Some records:
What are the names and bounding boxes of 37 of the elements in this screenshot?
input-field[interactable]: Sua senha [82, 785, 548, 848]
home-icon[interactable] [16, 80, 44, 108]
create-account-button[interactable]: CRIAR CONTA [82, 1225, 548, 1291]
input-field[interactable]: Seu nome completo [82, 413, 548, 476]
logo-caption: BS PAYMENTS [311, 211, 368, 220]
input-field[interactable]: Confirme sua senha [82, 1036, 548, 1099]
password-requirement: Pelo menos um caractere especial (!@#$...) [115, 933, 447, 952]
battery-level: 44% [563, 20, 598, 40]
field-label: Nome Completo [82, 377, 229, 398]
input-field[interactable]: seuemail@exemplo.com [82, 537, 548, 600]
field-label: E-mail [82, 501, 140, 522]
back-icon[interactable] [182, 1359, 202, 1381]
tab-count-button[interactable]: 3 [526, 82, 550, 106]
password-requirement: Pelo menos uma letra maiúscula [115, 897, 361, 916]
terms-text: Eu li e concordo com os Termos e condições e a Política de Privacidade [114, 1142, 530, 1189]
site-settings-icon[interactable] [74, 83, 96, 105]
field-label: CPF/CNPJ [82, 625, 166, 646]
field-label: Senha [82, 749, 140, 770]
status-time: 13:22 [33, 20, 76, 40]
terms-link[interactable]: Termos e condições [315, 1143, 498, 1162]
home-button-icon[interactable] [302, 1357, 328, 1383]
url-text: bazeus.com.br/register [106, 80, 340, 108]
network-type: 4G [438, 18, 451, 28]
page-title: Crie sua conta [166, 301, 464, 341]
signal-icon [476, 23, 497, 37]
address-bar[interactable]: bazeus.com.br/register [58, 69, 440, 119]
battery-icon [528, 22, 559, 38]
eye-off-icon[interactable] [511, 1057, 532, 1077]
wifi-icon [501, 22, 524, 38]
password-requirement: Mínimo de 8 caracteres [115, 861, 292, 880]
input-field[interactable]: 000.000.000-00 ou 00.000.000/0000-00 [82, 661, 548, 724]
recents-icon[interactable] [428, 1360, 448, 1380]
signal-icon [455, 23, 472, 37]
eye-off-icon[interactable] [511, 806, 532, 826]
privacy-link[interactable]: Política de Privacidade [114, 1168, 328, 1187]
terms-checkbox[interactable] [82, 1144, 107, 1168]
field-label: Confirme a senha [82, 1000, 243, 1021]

Exercise directions →
Copy out every line of the records above, character for character.

Full output →
What are the names and bounding boxes of 37 of the elements in this screenshot?
input-field[interactable]: Sua senha [82, 785, 548, 848]
home-icon[interactable] [16, 80, 44, 108]
create-account-button[interactable]: CRIAR CONTA [82, 1225, 548, 1291]
input-field[interactable]: Seu nome completo [82, 413, 548, 476]
logo-caption: BS PAYMENTS [311, 211, 368, 220]
input-field[interactable]: Confirme sua senha [82, 1036, 548, 1099]
password-requirement: Pelo menos um caractere especial (!@#$...) [115, 933, 447, 952]
battery-level: 44% [563, 20, 598, 40]
field-label: Nome Completo [82, 377, 229, 398]
input-field[interactable]: seuemail@exemplo.com [82, 537, 548, 600]
field-label: E-mail [82, 501, 140, 522]
back-icon[interactable] [182, 1359, 202, 1381]
tab-count-button[interactable]: 3 [526, 82, 550, 106]
password-requirement: Pelo menos uma letra maiúscula [115, 897, 361, 916]
terms-text: Eu li e concordo com os Termos e condições e a Política de Privacidade [114, 1142, 530, 1189]
site-settings-icon[interactable] [74, 83, 96, 105]
field-label: CPF/CNPJ [82, 625, 166, 646]
field-label: Senha [82, 749, 140, 770]
status-time: 13:22 [33, 20, 76, 40]
terms-link[interactable]: Termos e condições [315, 1143, 498, 1162]
home-button-icon[interactable] [302, 1357, 328, 1383]
url-text: bazeus.com.br/register [106, 80, 340, 108]
network-type: 4G [438, 18, 451, 28]
page-title: Crie sua conta [166, 301, 464, 341]
signal-icon [476, 23, 497, 37]
address-bar[interactable]: bazeus.com.br/register [58, 69, 440, 119]
battery-icon [528, 22, 559, 38]
eye-off-icon[interactable] [511, 1057, 532, 1077]
wifi-icon [501, 22, 524, 38]
password-requirement: Mínimo de 8 caracteres [115, 861, 292, 880]
input-field[interactable]: 000.000.000-00 ou 00.000.000/0000-00 [82, 661, 548, 724]
recents-icon[interactable] [428, 1360, 448, 1380]
signal-icon [455, 23, 472, 37]
eye-off-icon[interactable] [511, 806, 532, 826]
privacy-link[interactable]: Política de Privacidade [114, 1168, 328, 1187]
terms-checkbox[interactable] [82, 1144, 107, 1168]
field-label: Confirme a senha [82, 1000, 243, 1021]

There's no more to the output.